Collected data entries
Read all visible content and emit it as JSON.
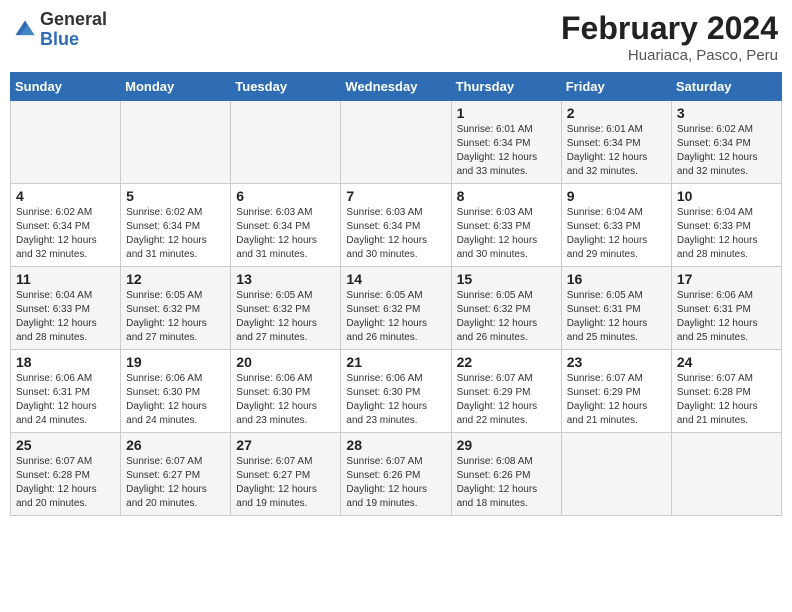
{
  "logo": {
    "line1": "General",
    "line2": "Blue"
  },
  "title": "February 2024",
  "subtitle": "Huariaca, Pasco, Peru",
  "weekdays": [
    "Sunday",
    "Monday",
    "Tuesday",
    "Wednesday",
    "Thursday",
    "Friday",
    "Saturday"
  ],
  "weeks": [
    [
      {
        "day": "",
        "info": ""
      },
      {
        "day": "",
        "info": ""
      },
      {
        "day": "",
        "info": ""
      },
      {
        "day": "",
        "info": ""
      },
      {
        "day": "1",
        "info": "Sunrise: 6:01 AM\nSunset: 6:34 PM\nDaylight: 12 hours\nand 33 minutes."
      },
      {
        "day": "2",
        "info": "Sunrise: 6:01 AM\nSunset: 6:34 PM\nDaylight: 12 hours\nand 32 minutes."
      },
      {
        "day": "3",
        "info": "Sunrise: 6:02 AM\nSunset: 6:34 PM\nDaylight: 12 hours\nand 32 minutes."
      }
    ],
    [
      {
        "day": "4",
        "info": "Sunrise: 6:02 AM\nSunset: 6:34 PM\nDaylight: 12 hours\nand 32 minutes."
      },
      {
        "day": "5",
        "info": "Sunrise: 6:02 AM\nSunset: 6:34 PM\nDaylight: 12 hours\nand 31 minutes."
      },
      {
        "day": "6",
        "info": "Sunrise: 6:03 AM\nSunset: 6:34 PM\nDaylight: 12 hours\nand 31 minutes."
      },
      {
        "day": "7",
        "info": "Sunrise: 6:03 AM\nSunset: 6:34 PM\nDaylight: 12 hours\nand 30 minutes."
      },
      {
        "day": "8",
        "info": "Sunrise: 6:03 AM\nSunset: 6:33 PM\nDaylight: 12 hours\nand 30 minutes."
      },
      {
        "day": "9",
        "info": "Sunrise: 6:04 AM\nSunset: 6:33 PM\nDaylight: 12 hours\nand 29 minutes."
      },
      {
        "day": "10",
        "info": "Sunrise: 6:04 AM\nSunset: 6:33 PM\nDaylight: 12 hours\nand 28 minutes."
      }
    ],
    [
      {
        "day": "11",
        "info": "Sunrise: 6:04 AM\nSunset: 6:33 PM\nDaylight: 12 hours\nand 28 minutes."
      },
      {
        "day": "12",
        "info": "Sunrise: 6:05 AM\nSunset: 6:32 PM\nDaylight: 12 hours\nand 27 minutes."
      },
      {
        "day": "13",
        "info": "Sunrise: 6:05 AM\nSunset: 6:32 PM\nDaylight: 12 hours\nand 27 minutes."
      },
      {
        "day": "14",
        "info": "Sunrise: 6:05 AM\nSunset: 6:32 PM\nDaylight: 12 hours\nand 26 minutes."
      },
      {
        "day": "15",
        "info": "Sunrise: 6:05 AM\nSunset: 6:32 PM\nDaylight: 12 hours\nand 26 minutes."
      },
      {
        "day": "16",
        "info": "Sunrise: 6:05 AM\nSunset: 6:31 PM\nDaylight: 12 hours\nand 25 minutes."
      },
      {
        "day": "17",
        "info": "Sunrise: 6:06 AM\nSunset: 6:31 PM\nDaylight: 12 hours\nand 25 minutes."
      }
    ],
    [
      {
        "day": "18",
        "info": "Sunrise: 6:06 AM\nSunset: 6:31 PM\nDaylight: 12 hours\nand 24 minutes."
      },
      {
        "day": "19",
        "info": "Sunrise: 6:06 AM\nSunset: 6:30 PM\nDaylight: 12 hours\nand 24 minutes."
      },
      {
        "day": "20",
        "info": "Sunrise: 6:06 AM\nSunset: 6:30 PM\nDaylight: 12 hours\nand 23 minutes."
      },
      {
        "day": "21",
        "info": "Sunrise: 6:06 AM\nSunset: 6:30 PM\nDaylight: 12 hours\nand 23 minutes."
      },
      {
        "day": "22",
        "info": "Sunrise: 6:07 AM\nSunset: 6:29 PM\nDaylight: 12 hours\nand 22 minutes."
      },
      {
        "day": "23",
        "info": "Sunrise: 6:07 AM\nSunset: 6:29 PM\nDaylight: 12 hours\nand 21 minutes."
      },
      {
        "day": "24",
        "info": "Sunrise: 6:07 AM\nSunset: 6:28 PM\nDaylight: 12 hours\nand 21 minutes."
      }
    ],
    [
      {
        "day": "25",
        "info": "Sunrise: 6:07 AM\nSunset: 6:28 PM\nDaylight: 12 hours\nand 20 minutes."
      },
      {
        "day": "26",
        "info": "Sunrise: 6:07 AM\nSunset: 6:27 PM\nDaylight: 12 hours\nand 20 minutes."
      },
      {
        "day": "27",
        "info": "Sunrise: 6:07 AM\nSunset: 6:27 PM\nDaylight: 12 hours\nand 19 minutes."
      },
      {
        "day": "28",
        "info": "Sunrise: 6:07 AM\nSunset: 6:26 PM\nDaylight: 12 hours\nand 19 minutes."
      },
      {
        "day": "29",
        "info": "Sunrise: 6:08 AM\nSunset: 6:26 PM\nDaylight: 12 hours\nand 18 minutes."
      },
      {
        "day": "",
        "info": ""
      },
      {
        "day": "",
        "info": ""
      }
    ]
  ]
}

_Exercise prompt_
Retype all entries exactly as they appear, dropping the images.

_Result of the exercise_
Read all visible content and emit it as JSON.
{
  "logo": {
    "line1": "General",
    "line2": "Blue"
  },
  "title": "February 2024",
  "subtitle": "Huariaca, Pasco, Peru",
  "weekdays": [
    "Sunday",
    "Monday",
    "Tuesday",
    "Wednesday",
    "Thursday",
    "Friday",
    "Saturday"
  ],
  "weeks": [
    [
      {
        "day": "",
        "info": ""
      },
      {
        "day": "",
        "info": ""
      },
      {
        "day": "",
        "info": ""
      },
      {
        "day": "",
        "info": ""
      },
      {
        "day": "1",
        "info": "Sunrise: 6:01 AM\nSunset: 6:34 PM\nDaylight: 12 hours\nand 33 minutes."
      },
      {
        "day": "2",
        "info": "Sunrise: 6:01 AM\nSunset: 6:34 PM\nDaylight: 12 hours\nand 32 minutes."
      },
      {
        "day": "3",
        "info": "Sunrise: 6:02 AM\nSunset: 6:34 PM\nDaylight: 12 hours\nand 32 minutes."
      }
    ],
    [
      {
        "day": "4",
        "info": "Sunrise: 6:02 AM\nSunset: 6:34 PM\nDaylight: 12 hours\nand 32 minutes."
      },
      {
        "day": "5",
        "info": "Sunrise: 6:02 AM\nSunset: 6:34 PM\nDaylight: 12 hours\nand 31 minutes."
      },
      {
        "day": "6",
        "info": "Sunrise: 6:03 AM\nSunset: 6:34 PM\nDaylight: 12 hours\nand 31 minutes."
      },
      {
        "day": "7",
        "info": "Sunrise: 6:03 AM\nSunset: 6:34 PM\nDaylight: 12 hours\nand 30 minutes."
      },
      {
        "day": "8",
        "info": "Sunrise: 6:03 AM\nSunset: 6:33 PM\nDaylight: 12 hours\nand 30 minutes."
      },
      {
        "day": "9",
        "info": "Sunrise: 6:04 AM\nSunset: 6:33 PM\nDaylight: 12 hours\nand 29 minutes."
      },
      {
        "day": "10",
        "info": "Sunrise: 6:04 AM\nSunset: 6:33 PM\nDaylight: 12 hours\nand 28 minutes."
      }
    ],
    [
      {
        "day": "11",
        "info": "Sunrise: 6:04 AM\nSunset: 6:33 PM\nDaylight: 12 hours\nand 28 minutes."
      },
      {
        "day": "12",
        "info": "Sunrise: 6:05 AM\nSunset: 6:32 PM\nDaylight: 12 hours\nand 27 minutes."
      },
      {
        "day": "13",
        "info": "Sunrise: 6:05 AM\nSunset: 6:32 PM\nDaylight: 12 hours\nand 27 minutes."
      },
      {
        "day": "14",
        "info": "Sunrise: 6:05 AM\nSunset: 6:32 PM\nDaylight: 12 hours\nand 26 minutes."
      },
      {
        "day": "15",
        "info": "Sunrise: 6:05 AM\nSunset: 6:32 PM\nDaylight: 12 hours\nand 26 minutes."
      },
      {
        "day": "16",
        "info": "Sunrise: 6:05 AM\nSunset: 6:31 PM\nDaylight: 12 hours\nand 25 minutes."
      },
      {
        "day": "17",
        "info": "Sunrise: 6:06 AM\nSunset: 6:31 PM\nDaylight: 12 hours\nand 25 minutes."
      }
    ],
    [
      {
        "day": "18",
        "info": "Sunrise: 6:06 AM\nSunset: 6:31 PM\nDaylight: 12 hours\nand 24 minutes."
      },
      {
        "day": "19",
        "info": "Sunrise: 6:06 AM\nSunset: 6:30 PM\nDaylight: 12 hours\nand 24 minutes."
      },
      {
        "day": "20",
        "info": "Sunrise: 6:06 AM\nSunset: 6:30 PM\nDaylight: 12 hours\nand 23 minutes."
      },
      {
        "day": "21",
        "info": "Sunrise: 6:06 AM\nSunset: 6:30 PM\nDaylight: 12 hours\nand 23 minutes."
      },
      {
        "day": "22",
        "info": "Sunrise: 6:07 AM\nSunset: 6:29 PM\nDaylight: 12 hours\nand 22 minutes."
      },
      {
        "day": "23",
        "info": "Sunrise: 6:07 AM\nSunset: 6:29 PM\nDaylight: 12 hours\nand 21 minutes."
      },
      {
        "day": "24",
        "info": "Sunrise: 6:07 AM\nSunset: 6:28 PM\nDaylight: 12 hours\nand 21 minutes."
      }
    ],
    [
      {
        "day": "25",
        "info": "Sunrise: 6:07 AM\nSunset: 6:28 PM\nDaylight: 12 hours\nand 20 minutes."
      },
      {
        "day": "26",
        "info": "Sunrise: 6:07 AM\nSunset: 6:27 PM\nDaylight: 12 hours\nand 20 minutes."
      },
      {
        "day": "27",
        "info": "Sunrise: 6:07 AM\nSunset: 6:27 PM\nDaylight: 12 hours\nand 19 minutes."
      },
      {
        "day": "28",
        "info": "Sunrise: 6:07 AM\nSunset: 6:26 PM\nDaylight: 12 hours\nand 19 minutes."
      },
      {
        "day": "29",
        "info": "Sunrise: 6:08 AM\nSunset: 6:26 PM\nDaylight: 12 hours\nand 18 minutes."
      },
      {
        "day": "",
        "info": ""
      },
      {
        "day": "",
        "info": ""
      }
    ]
  ]
}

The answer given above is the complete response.